Dataset excerpts →
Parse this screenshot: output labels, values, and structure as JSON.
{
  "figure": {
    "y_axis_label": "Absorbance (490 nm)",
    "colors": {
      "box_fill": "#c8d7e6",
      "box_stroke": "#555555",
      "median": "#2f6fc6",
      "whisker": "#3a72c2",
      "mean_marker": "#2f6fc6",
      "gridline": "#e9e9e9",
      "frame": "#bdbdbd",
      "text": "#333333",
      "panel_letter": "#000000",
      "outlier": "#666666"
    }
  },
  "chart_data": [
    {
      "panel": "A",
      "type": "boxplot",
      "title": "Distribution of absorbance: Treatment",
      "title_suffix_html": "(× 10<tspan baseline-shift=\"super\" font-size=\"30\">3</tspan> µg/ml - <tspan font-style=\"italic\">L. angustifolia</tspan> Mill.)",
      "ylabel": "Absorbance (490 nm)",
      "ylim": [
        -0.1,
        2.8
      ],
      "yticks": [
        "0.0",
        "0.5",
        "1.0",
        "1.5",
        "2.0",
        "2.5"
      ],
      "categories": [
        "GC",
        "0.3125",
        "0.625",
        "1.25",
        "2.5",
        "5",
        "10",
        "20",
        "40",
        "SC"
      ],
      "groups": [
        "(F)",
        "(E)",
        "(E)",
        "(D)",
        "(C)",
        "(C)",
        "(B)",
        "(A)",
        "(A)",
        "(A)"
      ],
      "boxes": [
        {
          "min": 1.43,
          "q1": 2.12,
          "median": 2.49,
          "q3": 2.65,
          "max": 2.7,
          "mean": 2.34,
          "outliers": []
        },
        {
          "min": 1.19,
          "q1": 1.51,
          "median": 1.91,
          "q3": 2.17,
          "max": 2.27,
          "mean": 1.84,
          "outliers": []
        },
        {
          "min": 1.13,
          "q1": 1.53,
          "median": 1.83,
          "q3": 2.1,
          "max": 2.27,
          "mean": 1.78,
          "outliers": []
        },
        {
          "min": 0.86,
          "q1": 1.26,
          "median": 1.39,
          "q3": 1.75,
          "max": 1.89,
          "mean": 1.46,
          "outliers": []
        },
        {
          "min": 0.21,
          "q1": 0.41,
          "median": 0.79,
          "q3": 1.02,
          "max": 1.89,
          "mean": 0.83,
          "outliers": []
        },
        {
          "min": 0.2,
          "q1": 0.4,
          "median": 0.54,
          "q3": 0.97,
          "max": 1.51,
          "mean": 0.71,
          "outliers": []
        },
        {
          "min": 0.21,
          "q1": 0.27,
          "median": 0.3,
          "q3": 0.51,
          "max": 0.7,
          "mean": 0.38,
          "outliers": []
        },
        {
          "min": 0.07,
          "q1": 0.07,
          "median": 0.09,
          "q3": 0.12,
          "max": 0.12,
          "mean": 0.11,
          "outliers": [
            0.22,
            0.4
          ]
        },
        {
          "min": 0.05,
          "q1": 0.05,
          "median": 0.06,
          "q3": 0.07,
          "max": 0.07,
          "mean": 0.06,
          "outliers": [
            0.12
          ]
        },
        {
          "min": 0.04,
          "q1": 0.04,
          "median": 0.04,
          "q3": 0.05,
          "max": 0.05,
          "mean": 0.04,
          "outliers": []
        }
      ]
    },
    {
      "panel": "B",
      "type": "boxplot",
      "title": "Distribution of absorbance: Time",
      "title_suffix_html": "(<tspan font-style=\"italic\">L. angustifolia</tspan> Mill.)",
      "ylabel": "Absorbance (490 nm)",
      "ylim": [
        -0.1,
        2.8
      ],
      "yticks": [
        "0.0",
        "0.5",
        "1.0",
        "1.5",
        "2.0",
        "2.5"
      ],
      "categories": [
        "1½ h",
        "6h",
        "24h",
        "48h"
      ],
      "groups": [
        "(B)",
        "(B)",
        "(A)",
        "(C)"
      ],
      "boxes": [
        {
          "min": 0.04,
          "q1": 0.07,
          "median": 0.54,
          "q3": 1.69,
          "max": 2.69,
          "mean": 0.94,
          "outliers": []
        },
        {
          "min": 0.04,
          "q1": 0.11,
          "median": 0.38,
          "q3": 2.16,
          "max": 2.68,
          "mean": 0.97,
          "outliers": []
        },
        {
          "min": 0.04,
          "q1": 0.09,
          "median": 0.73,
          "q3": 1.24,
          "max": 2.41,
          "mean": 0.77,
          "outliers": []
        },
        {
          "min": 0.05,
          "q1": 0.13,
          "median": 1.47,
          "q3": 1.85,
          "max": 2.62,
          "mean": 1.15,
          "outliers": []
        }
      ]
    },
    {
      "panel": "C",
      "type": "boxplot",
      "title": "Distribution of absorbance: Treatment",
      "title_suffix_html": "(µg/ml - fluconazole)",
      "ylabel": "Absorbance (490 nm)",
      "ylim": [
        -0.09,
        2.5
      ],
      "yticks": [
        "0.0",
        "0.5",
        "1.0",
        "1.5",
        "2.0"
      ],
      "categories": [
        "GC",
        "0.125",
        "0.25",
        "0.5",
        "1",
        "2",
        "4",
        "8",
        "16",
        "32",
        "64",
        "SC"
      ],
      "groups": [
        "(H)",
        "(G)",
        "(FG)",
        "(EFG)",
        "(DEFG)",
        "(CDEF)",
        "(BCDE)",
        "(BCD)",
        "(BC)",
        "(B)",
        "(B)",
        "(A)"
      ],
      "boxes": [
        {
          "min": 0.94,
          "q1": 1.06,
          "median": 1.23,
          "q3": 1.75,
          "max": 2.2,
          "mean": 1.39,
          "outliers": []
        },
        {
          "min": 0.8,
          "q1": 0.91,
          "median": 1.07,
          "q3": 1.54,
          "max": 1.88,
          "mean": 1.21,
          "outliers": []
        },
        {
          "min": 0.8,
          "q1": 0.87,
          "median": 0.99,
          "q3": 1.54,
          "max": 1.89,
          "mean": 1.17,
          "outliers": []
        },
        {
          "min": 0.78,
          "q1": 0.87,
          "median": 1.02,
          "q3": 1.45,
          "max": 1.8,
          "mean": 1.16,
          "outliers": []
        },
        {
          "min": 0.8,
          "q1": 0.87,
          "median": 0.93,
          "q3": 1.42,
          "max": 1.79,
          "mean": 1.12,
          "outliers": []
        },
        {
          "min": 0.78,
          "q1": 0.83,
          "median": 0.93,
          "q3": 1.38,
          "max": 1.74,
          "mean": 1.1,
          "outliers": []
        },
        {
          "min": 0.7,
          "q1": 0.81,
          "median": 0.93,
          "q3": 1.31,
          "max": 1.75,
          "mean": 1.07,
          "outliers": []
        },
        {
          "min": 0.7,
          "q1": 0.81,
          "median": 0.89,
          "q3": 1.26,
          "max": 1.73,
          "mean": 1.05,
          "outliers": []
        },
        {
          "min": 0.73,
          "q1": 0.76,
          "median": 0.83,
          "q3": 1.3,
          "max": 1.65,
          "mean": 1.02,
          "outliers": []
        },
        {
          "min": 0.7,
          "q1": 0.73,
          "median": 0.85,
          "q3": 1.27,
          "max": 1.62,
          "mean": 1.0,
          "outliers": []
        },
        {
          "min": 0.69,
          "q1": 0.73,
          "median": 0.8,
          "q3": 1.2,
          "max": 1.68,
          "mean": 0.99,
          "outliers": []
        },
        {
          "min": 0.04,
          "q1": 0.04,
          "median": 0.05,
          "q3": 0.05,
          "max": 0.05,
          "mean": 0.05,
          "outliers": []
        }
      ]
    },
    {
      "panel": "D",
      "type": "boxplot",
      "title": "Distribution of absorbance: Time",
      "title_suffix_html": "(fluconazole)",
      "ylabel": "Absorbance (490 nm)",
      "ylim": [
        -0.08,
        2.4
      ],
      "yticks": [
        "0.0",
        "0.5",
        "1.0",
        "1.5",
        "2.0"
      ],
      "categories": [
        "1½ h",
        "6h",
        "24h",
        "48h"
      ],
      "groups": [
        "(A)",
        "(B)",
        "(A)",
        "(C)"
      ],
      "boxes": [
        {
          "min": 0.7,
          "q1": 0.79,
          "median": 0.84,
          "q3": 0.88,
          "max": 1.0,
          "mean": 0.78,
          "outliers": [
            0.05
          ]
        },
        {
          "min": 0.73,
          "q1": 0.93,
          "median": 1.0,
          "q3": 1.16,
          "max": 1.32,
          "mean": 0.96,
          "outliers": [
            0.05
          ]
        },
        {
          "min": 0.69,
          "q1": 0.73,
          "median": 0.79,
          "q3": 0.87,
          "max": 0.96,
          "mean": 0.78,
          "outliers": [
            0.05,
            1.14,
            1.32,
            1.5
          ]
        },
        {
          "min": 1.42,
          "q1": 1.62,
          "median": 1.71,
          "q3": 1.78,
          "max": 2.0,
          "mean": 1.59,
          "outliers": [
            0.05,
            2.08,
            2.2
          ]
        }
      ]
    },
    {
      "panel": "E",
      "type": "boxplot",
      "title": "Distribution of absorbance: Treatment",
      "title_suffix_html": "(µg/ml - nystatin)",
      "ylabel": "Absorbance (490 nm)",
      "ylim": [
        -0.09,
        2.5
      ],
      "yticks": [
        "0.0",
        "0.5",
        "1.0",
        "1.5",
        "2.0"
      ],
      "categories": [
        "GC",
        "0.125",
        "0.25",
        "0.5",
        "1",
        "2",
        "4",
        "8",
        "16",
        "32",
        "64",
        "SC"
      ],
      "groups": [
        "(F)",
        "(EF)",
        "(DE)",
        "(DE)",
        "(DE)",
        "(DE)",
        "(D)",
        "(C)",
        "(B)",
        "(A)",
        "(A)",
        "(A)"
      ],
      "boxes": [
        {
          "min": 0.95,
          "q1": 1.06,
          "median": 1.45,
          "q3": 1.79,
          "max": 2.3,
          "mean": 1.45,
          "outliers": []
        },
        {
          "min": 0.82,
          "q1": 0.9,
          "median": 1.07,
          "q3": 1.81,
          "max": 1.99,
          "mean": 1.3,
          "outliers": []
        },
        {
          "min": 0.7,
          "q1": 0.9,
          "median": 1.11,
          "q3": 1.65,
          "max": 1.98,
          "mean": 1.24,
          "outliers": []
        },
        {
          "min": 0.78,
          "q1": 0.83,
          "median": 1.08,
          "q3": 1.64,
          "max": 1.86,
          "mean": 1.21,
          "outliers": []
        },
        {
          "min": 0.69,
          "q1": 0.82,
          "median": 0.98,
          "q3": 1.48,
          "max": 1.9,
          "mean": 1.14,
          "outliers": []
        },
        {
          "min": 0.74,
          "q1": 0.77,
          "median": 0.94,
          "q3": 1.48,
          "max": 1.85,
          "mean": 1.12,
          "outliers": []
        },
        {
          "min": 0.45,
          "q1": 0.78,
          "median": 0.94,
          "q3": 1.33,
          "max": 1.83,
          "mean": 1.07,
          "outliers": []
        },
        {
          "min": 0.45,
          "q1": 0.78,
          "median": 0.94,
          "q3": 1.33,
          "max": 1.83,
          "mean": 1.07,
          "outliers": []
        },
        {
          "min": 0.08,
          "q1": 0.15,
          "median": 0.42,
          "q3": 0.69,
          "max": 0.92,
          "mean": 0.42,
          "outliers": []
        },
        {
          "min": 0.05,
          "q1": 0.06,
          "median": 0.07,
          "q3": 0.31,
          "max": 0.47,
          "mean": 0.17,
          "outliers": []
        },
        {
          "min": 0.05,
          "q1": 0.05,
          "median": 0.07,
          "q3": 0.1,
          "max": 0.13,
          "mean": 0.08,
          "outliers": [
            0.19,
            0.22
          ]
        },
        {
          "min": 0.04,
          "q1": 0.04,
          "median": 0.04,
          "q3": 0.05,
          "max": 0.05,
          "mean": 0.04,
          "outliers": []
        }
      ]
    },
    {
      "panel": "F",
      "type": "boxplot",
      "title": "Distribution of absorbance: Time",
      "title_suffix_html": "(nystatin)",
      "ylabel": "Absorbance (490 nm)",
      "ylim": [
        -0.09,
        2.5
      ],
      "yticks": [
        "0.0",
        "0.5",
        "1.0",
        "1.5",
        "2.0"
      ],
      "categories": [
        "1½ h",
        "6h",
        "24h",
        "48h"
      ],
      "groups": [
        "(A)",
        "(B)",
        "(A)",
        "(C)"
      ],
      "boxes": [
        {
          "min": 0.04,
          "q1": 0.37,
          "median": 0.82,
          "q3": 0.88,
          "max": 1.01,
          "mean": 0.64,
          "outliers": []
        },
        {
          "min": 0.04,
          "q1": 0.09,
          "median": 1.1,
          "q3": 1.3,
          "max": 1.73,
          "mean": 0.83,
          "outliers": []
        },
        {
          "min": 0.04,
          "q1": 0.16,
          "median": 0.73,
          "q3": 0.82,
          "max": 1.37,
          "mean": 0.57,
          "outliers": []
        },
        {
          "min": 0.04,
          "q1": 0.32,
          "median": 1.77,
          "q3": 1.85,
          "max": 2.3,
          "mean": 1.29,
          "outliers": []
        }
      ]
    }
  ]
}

Task to complete → Report only the number of lines in the records that include the word "style".

Answer to this task → 2